** Begin Task data **
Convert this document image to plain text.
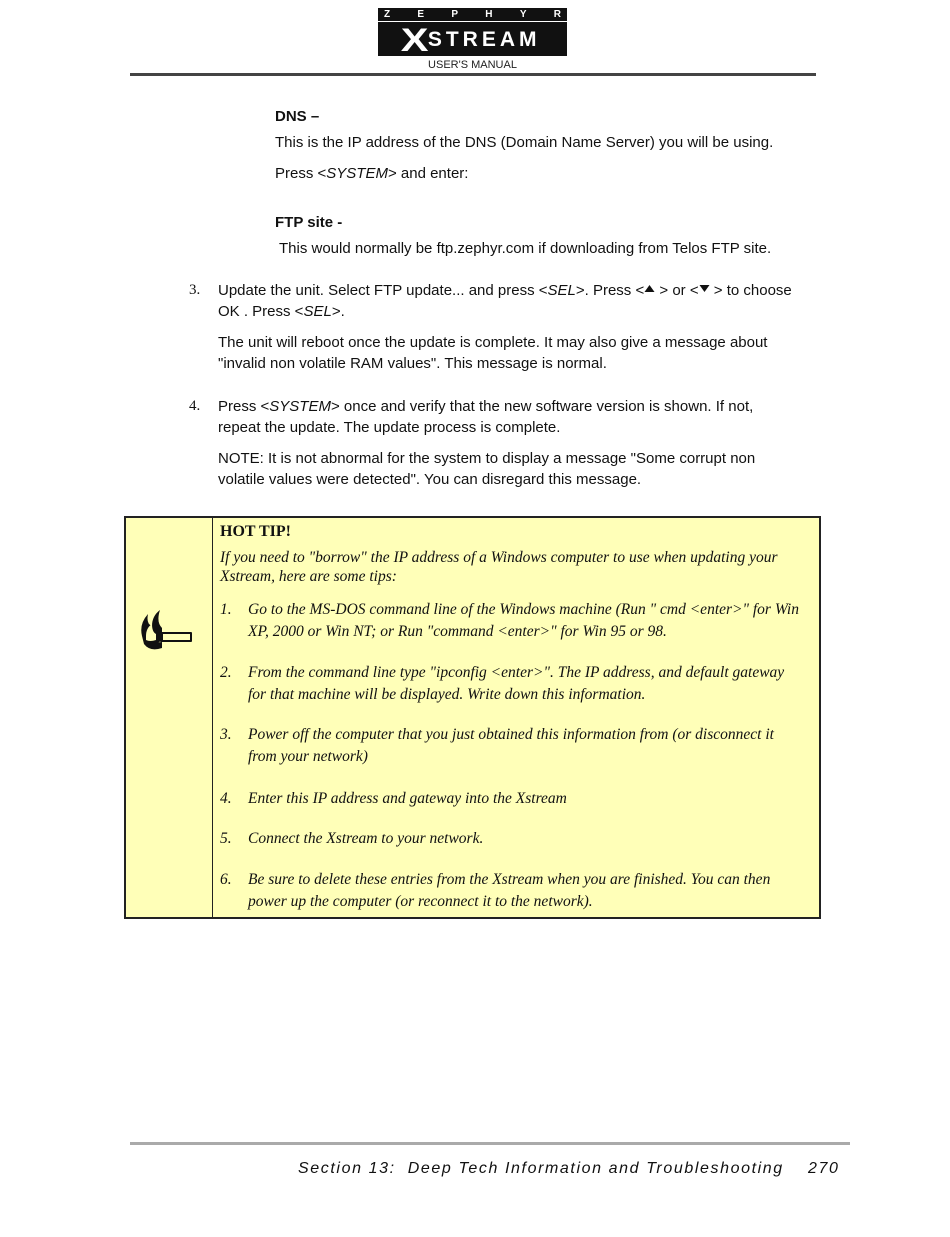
Z	E	P	H	Y	R
X
STREAM
USER'S MANUAL
DNS –
This is the IP address of the DNS (Domain Name Server) you will be using.
Press <SYSTEM> and enter:
FTP site -
This would normally be ftp.zephyr.com if downloading from Telos FTP site.
3. Update the unit. Select FTP update... and press <SEL>. Press < > or < > to choose
OK . Press <SEL>.
The unit will reboot once the update is complete. It may also give a message about
"invalid non volatile RAM values". This message is normal.
4. Press <SYSTEM> once and verify that the new software version is shown. If not,
repeat the update. The update process is complete.
NOTE: It is not abnormal for the system to display a message "Some corrupt non
volatile values were detected". You can disregard this message.
HOT TIP!
If you need to "borrow" the IP address of a Windows computer to use when updating your
Xstream, here are some tips:
1. Go to the MS-DOS command line of the Windows machine (Run " cmd <enter>" for Win
XP, 2000 or Win NT; or Run "command <enter>" for Win 95 or 98.
2. From the command line type "ipconfig <enter>". The IP address, and default gateway
for that machine will be displayed. Write down this information.
3. Power off the computer that you just obtained this information from (or disconnect it
from your network)
4. Enter this IP address and gateway into the Xstream
5. Connect the Xstream to your network.
6. Be sure to delete these entries from the Xstream when you are finished. You can then
power up the computer (or reconnect it to the network).
Section 13:  Deep Tech Information and Troubleshooting 270
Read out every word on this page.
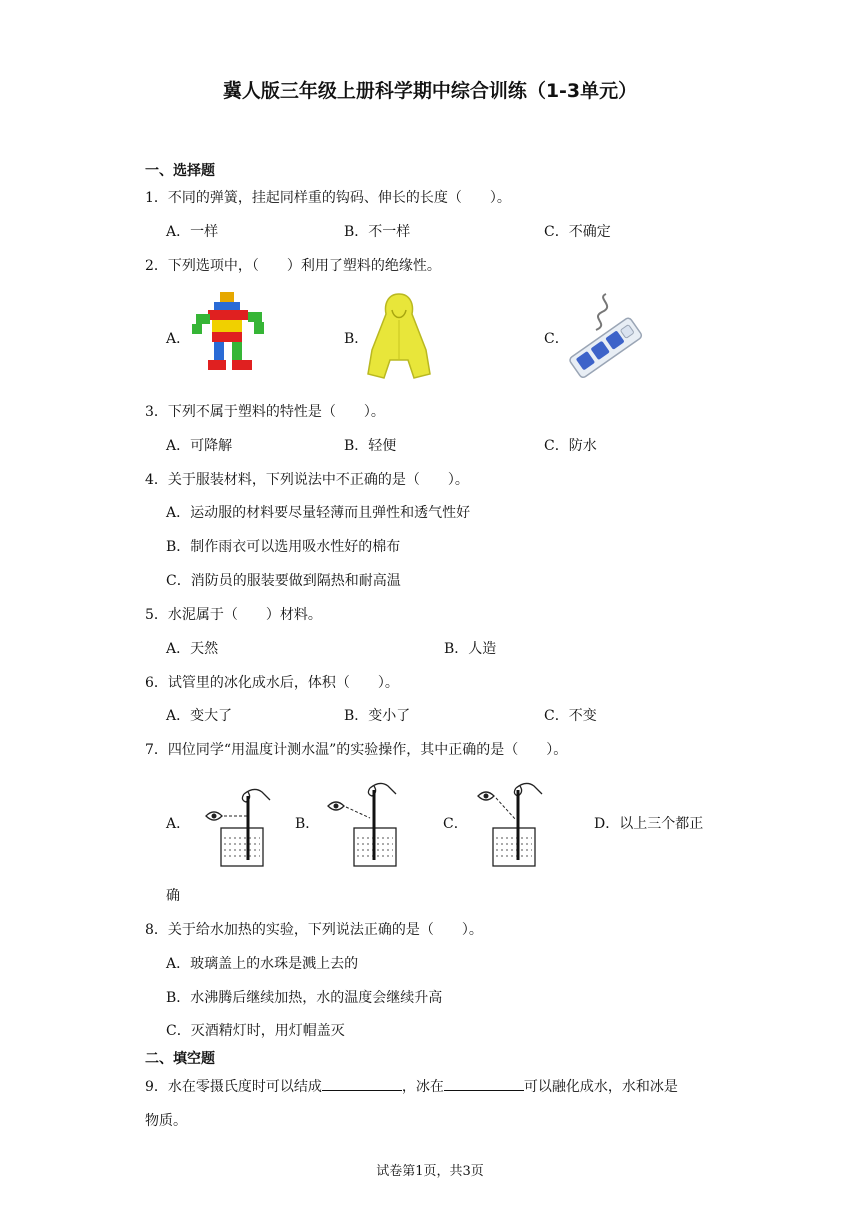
冀人版三年级上册科学期中综合训练（1-3单元）
一、选择题
1．不同的弹簧，挂起同样重的钩码、伸长的长度（　　）。
A．一样	B．不一样	C．不确定
2．下列选项中，（　　）利用了塑料的绝缘性。
A．	B．	C．
3．下列不属于塑料的特性是（　　）。
A．可降解	B．轻便	C．防水
4．关于服装材料，下列说法中不正确的是（　　）。
A．运动服的材料要尽量轻薄而且弹性和透气性好
B．制作雨衣可以选用吸水性好的棉布
C．消防员的服装要做到隔热和耐高温
5．水泥属于（　　）材料。
A．天然	B．人造
6．试管里的冰化成水后，体积（　　）。
A．变大了	B．变小了	C．不变
7．四位同学“用温度计测水温”的实验操作，其中正确的是（　　）。
A．	B．	C．	D．以上三个都正
确
8．关于给水加热的实验，下列说法正确的是（　　）。
A．玻璃盖上的水珠是溅上去的
B．水沸腾后继续加热，水的温度会继续升高
C．灭酒精灯时，用灯帽盖灭
二、填空题
9．水在零摄氏度时可以结成	，冰在	可以融化成水，水和冰是
物质。
试卷第1页，共3页
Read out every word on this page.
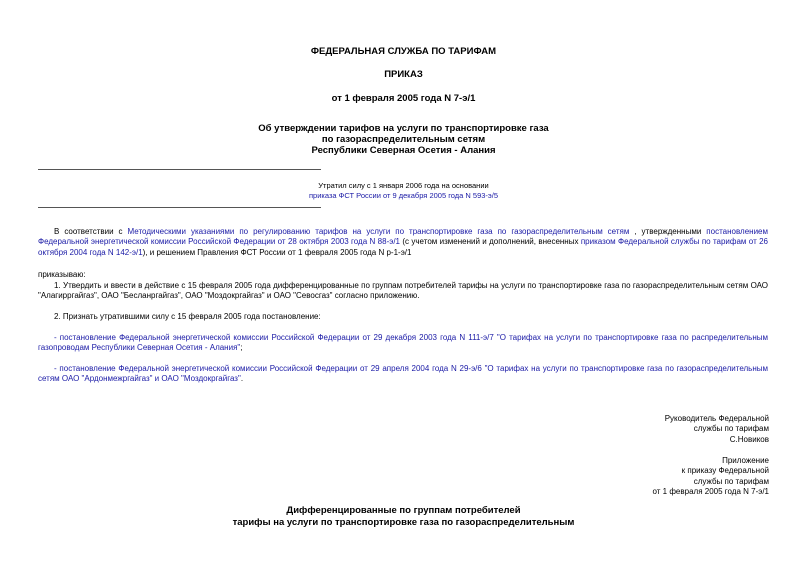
ФЕДЕРАЛЬНАЯ СЛУЖБА ПО ТАРИФАМ
ПРИКАЗ
от 1 февраля 2005 года N 7-э/1
Об утверждении тарифов на услуги по транспортировке газа
по газораспределительным сетям
Республики Северная Осетия - Алания
Утратил силу с 1 января 2006 года на основании
приказа ФСТ России от 9 декабря 2005 года N 593-э/5
В соответствии с Методическими указаниями по регулированию тарифов на услуги по транспортировке газа по газораспределительным сетям , утвержденными постановлением Федеральной энергетической комиссии Российской Федерации от 28 октября 2003 года N 88-э/1 (с учетом изменений и дополнений, внесенных приказом Федеральной службы по тарифам от 26 октября 2004 года N 142-э/1), и решением Правления ФСТ России от 1 февраля 2005 года N р-1-э/1
приказываю:
1. Утвердить и ввести в действие с 15 февраля 2005 года дифференцированные по группам потребителей тарифы на услуги по транспортировке газа по газораспределительным сетям ОАО "Алагирргайгаз", ОАО "Бесланргайгаз", ОАО "Моздокргайгаз" и ОАО "Севосгаз" согласно приложению.
2. Признать утратившими силу с 15 февраля 2005 года постановление:
- постановление Федеральной энергетической комиссии Российской Федерации от 29 декабря 2003 года N 111-э/7 "О тарифах на услуги по транспортировке газа по распределительным газопроводам Республики Северная Осетия - Алания";
- постановление Федеральной энергетической комиссии Российской Федерации от 29 апреля 2004 года N 29-э/6 "О тарифах на услуги по транспортировке газа по газораспределительным сетям ОАО "Ардонмежргайгаз" и ОАО "Моздокргайгаз".
Руководитель Федеральной
службы по тарифам
С.Новиков
Приложение
к приказу Федеральной
службы по тарифам
от 1 февраля 2005 года N 7-э/1
Дифференцированные по группам потребителей
тарифы на услуги по транспортировке газа по газораспределительным
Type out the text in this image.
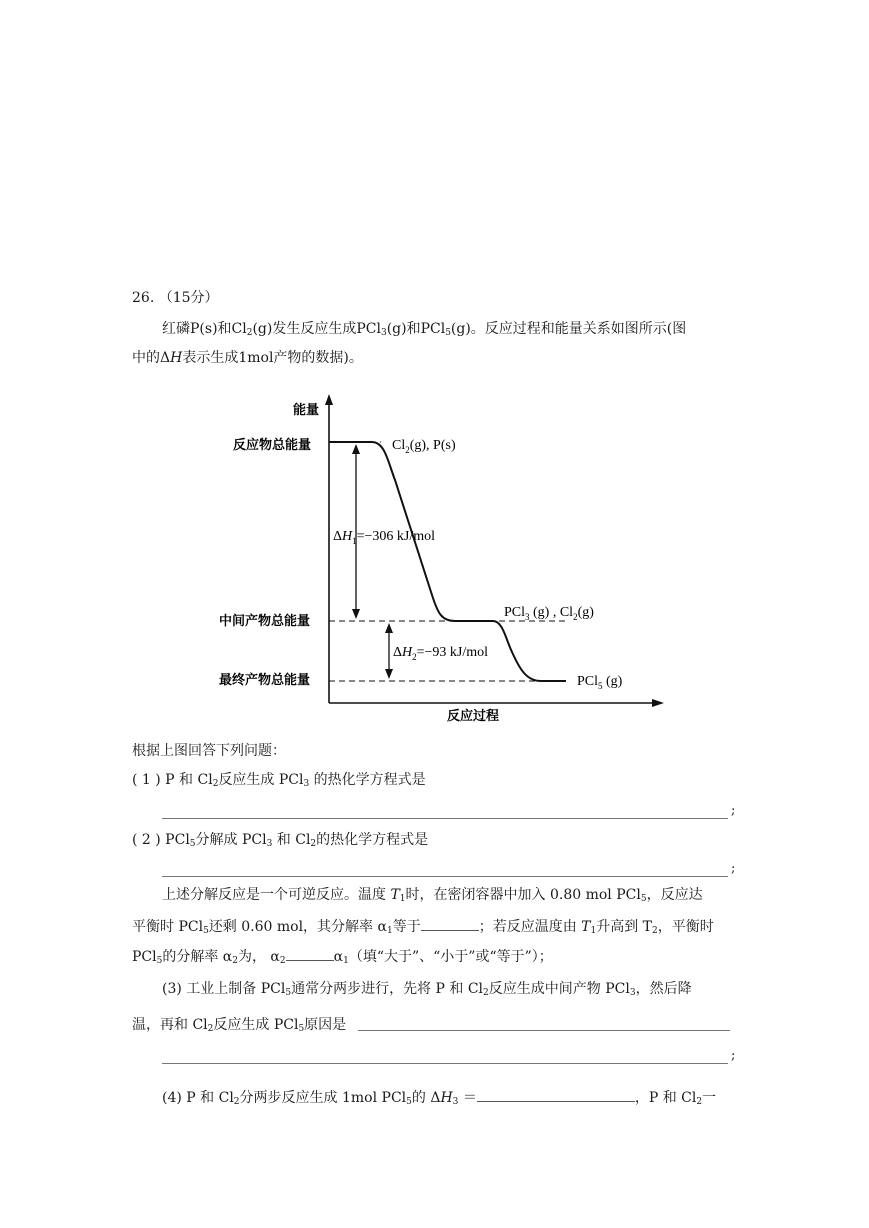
26. （15分）
红磷P(s)和$Cl_2(g)$发生反应生成PCl$_3$(g)和PCl$_5$(g)。反应过程和能量关系如图所示(图
中的ΔH表示生成1mol产物的数据)。
能量
反应过程
反应物总能量
中间产物总能量
最终产物总能量
$Cl_2(g)$, P(s)
PCl$_3$ (g) , $Cl_2(g)$
PCl$_5$ (g)
$\Delta H_1=-306$ kJ/mol
$\Delta H_2=-93$ kJ/mol
根据上图回答下列问题：
( 1 ) P 和 $Cl_2$反应生成 PCl$_3$ 的热化学方程式是
;
( 2 ) PCl$_5$分解成 PCl$_3$ 和 $Cl_2$的热化学方程式是
;
上述分解反应是一个可逆反应。温度 $T_1$时，在密闭容器中加入 0.80 mol PCl$_5$，反应达
平衡时 PCl$_5$还剩 0.60 mol，其分解率 $\alpha_1$等于	；若反应温度由 $T_1$升高到 $T_2$，平衡时
PCl$_5$的分解率 $\alpha_2$为， $\alpha_2$	$\alpha_1$（填“大于”、“小于”或“等于”）；
(3) 工业上制备 PCl$_5$通常分两步进行，先将 P 和 $Cl_2$反应生成中间产物 PCl$_3$，然后降
温，再和 $Cl_2$反应生成 PCl$_5$原因是
;
(4) P 和 $Cl_2$分两步反应生成 1mol PCl$_5$的 $\Delta H_3$ ＝	，P 和 $Cl_2$一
** End Task data **
Prompt ▸ All preceding records should be duplicated verbatim, images excepted.

Result of this task ▸
Convert this document image to plain text.
Z	E	P	H	Y	R
X
STREAM
USER'S MANUAL
DNS –
This is the IP address of the DNS (Domain Name Server) you will be using.
Press <SYSTEM> and enter:
FTP site -
This would normally be ftp.zephyr.com if downloading from Telos FTP site.
3. Update the unit. Select FTP update... and press <SEL>. Press < > or < > to choose
OK . Press <SEL>.
The unit will reboot once the update is complete. It may also give a message about
"invalid non volatile RAM values". This message is normal.
4. Press <SYSTEM> once and verify that the new software version is shown. If not,
repeat the update. The update process is complete.
NOTE: It is not abnormal for the system to display a message "Some corrupt non
volatile values were detected". You can disregard this message.
HOT TIP!
If you need to "borrow" the IP address of a Windows computer to use when updating your
Xstream, here are some tips:
1. Go to the MS-DOS command line of the Windows machine (Run " cmd <enter>" for Win
XP, 2000 or Win NT; or Run "command <enter>" for Win 95 or 98.
2. From the command line type "ipconfig <enter>". The IP address, and default gateway
for that machine will be displayed. Write down this information.
3. Power off the computer that you just obtained this information from (or disconnect it
from your network)
4. Enter this IP address and gateway into the Xstream
5. Connect the Xstream to your network.
6. Be sure to delete these entries from the Xstream when you are finished. You can then
power up the computer (or reconnect it to the network).
Section 13:  Deep Tech Information and Troubleshooting 270
Read out every word on this page.
冀人版三年级上册科学期中综合训练（1-3单元）
一、选择题
1．不同的弹簧，挂起同样重的钩码、伸长的长度（　　）。
A．一样	B．不一样	C．不确定
2．下列选项中，（　　）利用了塑料的绝缘性。
A．	B．	C．
3．下列不属于塑料的特性是（　　）。
A．可降解	B．轻便	C．防水
4．关于服装材料，下列说法中不正确的是（　　）。
A．运动服的材料要尽量轻薄而且弹性和透气性好
B．制作雨衣可以选用吸水性好的棉布
C．消防员的服装要做到隔热和耐高温
5．水泥属于（　　）材料。
A．天然	B．人造
6．试管里的冰化成水后，体积（　　）。
A．变大了	B．变小了	C．不变
7．四位同学“用温度计测水温”的实验操作，其中正确的是（　　）。
A．	B．	C．	D．以上三个都正
确
8．关于给水加热的实验，下列说法正确的是（　　）。
A．玻璃盖上的水珠是溅上去的
B．水沸腾后继续加热，水的温度会继续升高
C．灭酒精灯时，用灯帽盖灭
二、填空题
9．水在零摄氏度时可以结成	，冰在	可以融化成水，水和冰是
物质。
试卷第1页，共3页
Read out every word on this page.
ФЕДЕРАЛЬНАЯ СЛУЖБА ПО ТАРИФАМ
ПРИКАЗ
от 1 февраля 2005 года N 7-э/1
Об утверждении тарифов на услуги по транспортировке газа
по газораспределительным сетям
Республики Северная Осетия - Алания
Утратил силу с 1 января 2006 года на основании
приказа ФСТ России от 9 декабря 2005 года N 593-э/5
В соответствии с Методическими указаниями по регулированию тарифов на услуги по транспортировке газа по газораспределительным сетям , утвержденными постановлением Федеральной энергетической комиссии Российской Федерации от 28 октября 2003 года N 88-э/1 (с учетом изменений и дополнений, внесенных приказом Федеральной службы по тарифам от 26 октября 2004 года N 142-э/1), и решением Правления ФСТ России от 1 февраля 2005 года N р-1-э/1
приказываю:
1. Утвердить и ввести в действие с 15 февраля 2005 года дифференцированные по группам потребителей тарифы на услуги по транспортировке газа по газораспределительным сетям ОАО "Алагирргайгаз", ОАО "Бесланргайгаз", ОАО "Моздокргайгаз" и ОАО "Севосгаз" согласно приложению.
2. Признать утратившими силу с 15 февраля 2005 года постановление:
- постановление Федеральной энергетической комиссии Российской Федерации от 29 декабря 2003 года N 111-э/7 "О тарифах на услуги по транспортировке газа по распределительным газопроводам Республики Северная Осетия - Алания";
- постановление Федеральной энергетической комиссии Российской Федерации от 29 апреля 2004 года N 29-э/6 "О тарифах на услуги по транспортировке газа по газораспределительным сетям ОАО "Ардонмежргайгаз" и ОАО "Моздокргайгаз".
Руководитель Федеральной
службы по тарифам
С.Новиков
Приложение
к приказу Федеральной
службы по тарифам
от 1 февраля 2005 года N 7-э/1
Дифференцированные по группам потребителей
тарифы на услуги по транспортировке газа по газораспределительным
Type out the text in this image.
26. （15分）
红磷P(s)和$Cl_2(g)$发生反应生成PCl$_3$(g)和PCl$_5$(g)。反应过程和能量关系如图所示(图
中的ΔH表示生成1mol产物的数据)。
能量
反应过程
反应物总能量
中间产物总能量
最终产物总能量
$Cl_2(g)$, P(s)
PCl$_3$ (g) , $Cl_2(g)$
PCl$_5$ (g)
$\Delta H_1=-306$ kJ/mol
$\Delta H_2=-93$ kJ/mol
根据上图回答下列问题：
( 1 ) P 和 $Cl_2$反应生成 PCl$_3$ 的热化学方程式是
;
( 2 ) PCl$_5$分解成 PCl$_3$ 和 $Cl_2$的热化学方程式是
;
上述分解反应是一个可逆反应。温度 $T_1$时，在密闭容器中加入 0.80 mol PCl$_5$，反应达
平衡时 PCl$_5$还剩 0.60 mol，其分解率 $\alpha_1$等于	；若反应温度由 $T_1$升高到 $T_2$，平衡时
PCl$_5$的分解率 $\alpha_2$为， $\alpha_2$	$\alpha_1$（填“大于”、“小于”或“等于”）；
(3) 工业上制备 PCl$_5$通常分两步进行，先将 P 和 $Cl_2$反应生成中间产物 PCl$_3$，然后降
温，再和 $Cl_2$反应生成 PCl$_5$原因是
;
(4) P 和 $Cl_2$分两步反应生成 1mol PCl$_5$的 $\Delta H_3$ ＝	，P 和 $Cl_2$一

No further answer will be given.